### Directions
Show all lines that include the string "type"; copy each one.

[Chart and figure data]
• • • •

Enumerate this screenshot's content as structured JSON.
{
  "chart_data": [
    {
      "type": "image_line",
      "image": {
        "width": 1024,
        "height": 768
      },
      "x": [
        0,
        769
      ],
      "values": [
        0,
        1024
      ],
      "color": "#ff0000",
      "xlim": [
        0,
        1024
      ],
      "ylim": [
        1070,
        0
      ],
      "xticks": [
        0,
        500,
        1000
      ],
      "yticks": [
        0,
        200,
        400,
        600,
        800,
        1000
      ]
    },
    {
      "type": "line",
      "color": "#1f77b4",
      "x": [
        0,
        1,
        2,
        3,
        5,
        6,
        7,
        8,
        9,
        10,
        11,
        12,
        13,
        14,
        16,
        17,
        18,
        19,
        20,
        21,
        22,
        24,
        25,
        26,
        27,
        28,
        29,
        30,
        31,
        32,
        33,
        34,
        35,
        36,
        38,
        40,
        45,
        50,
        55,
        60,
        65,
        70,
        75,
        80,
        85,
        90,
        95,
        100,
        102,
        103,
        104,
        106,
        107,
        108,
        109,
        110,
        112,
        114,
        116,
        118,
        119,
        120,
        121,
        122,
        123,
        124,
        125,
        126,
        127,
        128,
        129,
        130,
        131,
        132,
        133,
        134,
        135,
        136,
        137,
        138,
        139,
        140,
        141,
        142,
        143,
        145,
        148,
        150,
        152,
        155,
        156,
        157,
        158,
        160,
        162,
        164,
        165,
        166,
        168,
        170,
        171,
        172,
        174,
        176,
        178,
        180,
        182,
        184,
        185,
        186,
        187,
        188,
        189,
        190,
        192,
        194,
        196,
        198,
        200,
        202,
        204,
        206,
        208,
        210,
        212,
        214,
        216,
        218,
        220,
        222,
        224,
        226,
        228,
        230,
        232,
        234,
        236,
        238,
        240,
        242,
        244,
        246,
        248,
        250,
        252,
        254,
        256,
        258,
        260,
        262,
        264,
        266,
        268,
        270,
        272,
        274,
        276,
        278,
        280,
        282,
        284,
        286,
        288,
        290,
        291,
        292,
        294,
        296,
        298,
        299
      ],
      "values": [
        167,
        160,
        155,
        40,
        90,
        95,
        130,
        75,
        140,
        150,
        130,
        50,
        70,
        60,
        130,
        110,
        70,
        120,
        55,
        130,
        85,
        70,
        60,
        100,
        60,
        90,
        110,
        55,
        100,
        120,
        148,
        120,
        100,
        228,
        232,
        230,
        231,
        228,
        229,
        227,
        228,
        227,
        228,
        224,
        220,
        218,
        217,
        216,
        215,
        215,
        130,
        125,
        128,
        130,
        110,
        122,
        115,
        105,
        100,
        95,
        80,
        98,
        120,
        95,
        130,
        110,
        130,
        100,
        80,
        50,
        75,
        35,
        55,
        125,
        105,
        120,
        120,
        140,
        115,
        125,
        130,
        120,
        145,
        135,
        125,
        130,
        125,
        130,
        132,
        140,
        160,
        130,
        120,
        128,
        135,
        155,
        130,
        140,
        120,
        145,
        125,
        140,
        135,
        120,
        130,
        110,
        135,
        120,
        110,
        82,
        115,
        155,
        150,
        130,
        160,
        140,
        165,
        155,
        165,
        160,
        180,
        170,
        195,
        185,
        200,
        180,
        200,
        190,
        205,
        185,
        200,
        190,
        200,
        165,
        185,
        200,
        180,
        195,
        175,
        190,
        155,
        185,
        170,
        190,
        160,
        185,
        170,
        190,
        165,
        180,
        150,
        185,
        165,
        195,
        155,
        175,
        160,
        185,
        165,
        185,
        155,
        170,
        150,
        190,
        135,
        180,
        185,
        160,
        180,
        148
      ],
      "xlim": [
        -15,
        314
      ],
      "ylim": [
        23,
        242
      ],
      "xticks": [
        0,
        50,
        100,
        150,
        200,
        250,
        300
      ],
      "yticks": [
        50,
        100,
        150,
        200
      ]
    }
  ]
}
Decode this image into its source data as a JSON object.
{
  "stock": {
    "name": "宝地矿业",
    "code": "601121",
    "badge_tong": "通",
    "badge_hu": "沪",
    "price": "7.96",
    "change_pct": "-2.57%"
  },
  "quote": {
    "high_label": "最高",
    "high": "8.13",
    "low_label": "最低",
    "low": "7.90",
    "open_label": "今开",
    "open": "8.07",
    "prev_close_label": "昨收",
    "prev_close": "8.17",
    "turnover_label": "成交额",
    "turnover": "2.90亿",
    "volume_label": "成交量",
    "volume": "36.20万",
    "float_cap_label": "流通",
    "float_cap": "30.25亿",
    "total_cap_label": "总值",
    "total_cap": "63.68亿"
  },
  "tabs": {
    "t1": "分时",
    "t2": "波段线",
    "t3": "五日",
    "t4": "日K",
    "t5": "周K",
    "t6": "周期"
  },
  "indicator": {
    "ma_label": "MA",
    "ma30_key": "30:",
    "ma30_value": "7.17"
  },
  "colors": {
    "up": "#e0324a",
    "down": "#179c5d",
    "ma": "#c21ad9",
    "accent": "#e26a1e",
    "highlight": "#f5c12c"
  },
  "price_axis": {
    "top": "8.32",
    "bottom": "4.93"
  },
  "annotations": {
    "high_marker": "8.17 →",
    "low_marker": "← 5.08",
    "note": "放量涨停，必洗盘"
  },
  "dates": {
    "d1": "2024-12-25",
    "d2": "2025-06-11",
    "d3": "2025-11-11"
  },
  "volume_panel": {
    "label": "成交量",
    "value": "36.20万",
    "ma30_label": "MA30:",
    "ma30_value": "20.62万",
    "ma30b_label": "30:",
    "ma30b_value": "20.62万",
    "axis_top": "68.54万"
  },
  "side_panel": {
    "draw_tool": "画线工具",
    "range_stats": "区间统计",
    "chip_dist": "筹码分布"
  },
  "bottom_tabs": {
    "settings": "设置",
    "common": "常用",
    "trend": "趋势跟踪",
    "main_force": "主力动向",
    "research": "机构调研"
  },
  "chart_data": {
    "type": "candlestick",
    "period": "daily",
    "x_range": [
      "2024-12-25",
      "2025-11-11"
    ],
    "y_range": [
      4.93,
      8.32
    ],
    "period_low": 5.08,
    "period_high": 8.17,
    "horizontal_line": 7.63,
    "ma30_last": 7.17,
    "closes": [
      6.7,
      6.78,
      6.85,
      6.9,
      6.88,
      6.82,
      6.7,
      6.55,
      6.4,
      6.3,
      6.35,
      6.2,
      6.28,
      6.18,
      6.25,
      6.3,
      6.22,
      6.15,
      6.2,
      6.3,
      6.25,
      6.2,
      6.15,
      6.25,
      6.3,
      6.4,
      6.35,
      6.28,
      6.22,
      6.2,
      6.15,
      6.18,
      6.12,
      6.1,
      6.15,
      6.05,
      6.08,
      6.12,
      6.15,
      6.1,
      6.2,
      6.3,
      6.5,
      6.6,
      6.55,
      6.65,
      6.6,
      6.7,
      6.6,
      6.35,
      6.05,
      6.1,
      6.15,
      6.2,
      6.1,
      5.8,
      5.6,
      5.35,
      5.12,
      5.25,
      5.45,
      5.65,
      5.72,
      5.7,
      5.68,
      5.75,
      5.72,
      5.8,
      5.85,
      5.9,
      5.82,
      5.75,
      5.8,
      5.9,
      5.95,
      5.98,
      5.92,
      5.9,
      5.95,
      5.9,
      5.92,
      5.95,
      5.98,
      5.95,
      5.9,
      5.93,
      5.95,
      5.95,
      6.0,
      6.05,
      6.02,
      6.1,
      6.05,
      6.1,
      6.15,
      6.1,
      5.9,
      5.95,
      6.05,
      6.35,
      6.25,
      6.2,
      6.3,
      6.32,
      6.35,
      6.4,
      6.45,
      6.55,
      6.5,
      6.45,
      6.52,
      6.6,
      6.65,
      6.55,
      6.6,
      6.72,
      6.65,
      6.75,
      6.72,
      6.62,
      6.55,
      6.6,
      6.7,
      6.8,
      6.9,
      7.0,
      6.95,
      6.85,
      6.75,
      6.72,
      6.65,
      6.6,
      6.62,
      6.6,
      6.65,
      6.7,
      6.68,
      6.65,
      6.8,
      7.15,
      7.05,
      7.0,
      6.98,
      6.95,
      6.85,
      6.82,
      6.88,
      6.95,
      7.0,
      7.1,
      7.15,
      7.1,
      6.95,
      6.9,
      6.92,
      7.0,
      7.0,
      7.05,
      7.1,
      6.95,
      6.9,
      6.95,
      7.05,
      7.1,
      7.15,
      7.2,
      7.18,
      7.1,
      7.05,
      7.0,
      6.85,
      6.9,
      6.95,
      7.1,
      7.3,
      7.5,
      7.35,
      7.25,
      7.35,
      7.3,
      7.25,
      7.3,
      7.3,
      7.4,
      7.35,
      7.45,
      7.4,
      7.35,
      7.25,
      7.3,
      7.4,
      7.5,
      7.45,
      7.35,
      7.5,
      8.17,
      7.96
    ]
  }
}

• • • •

### Exercise response
      "type": "image_line",
      "type": "line",
    "type": "candlestick",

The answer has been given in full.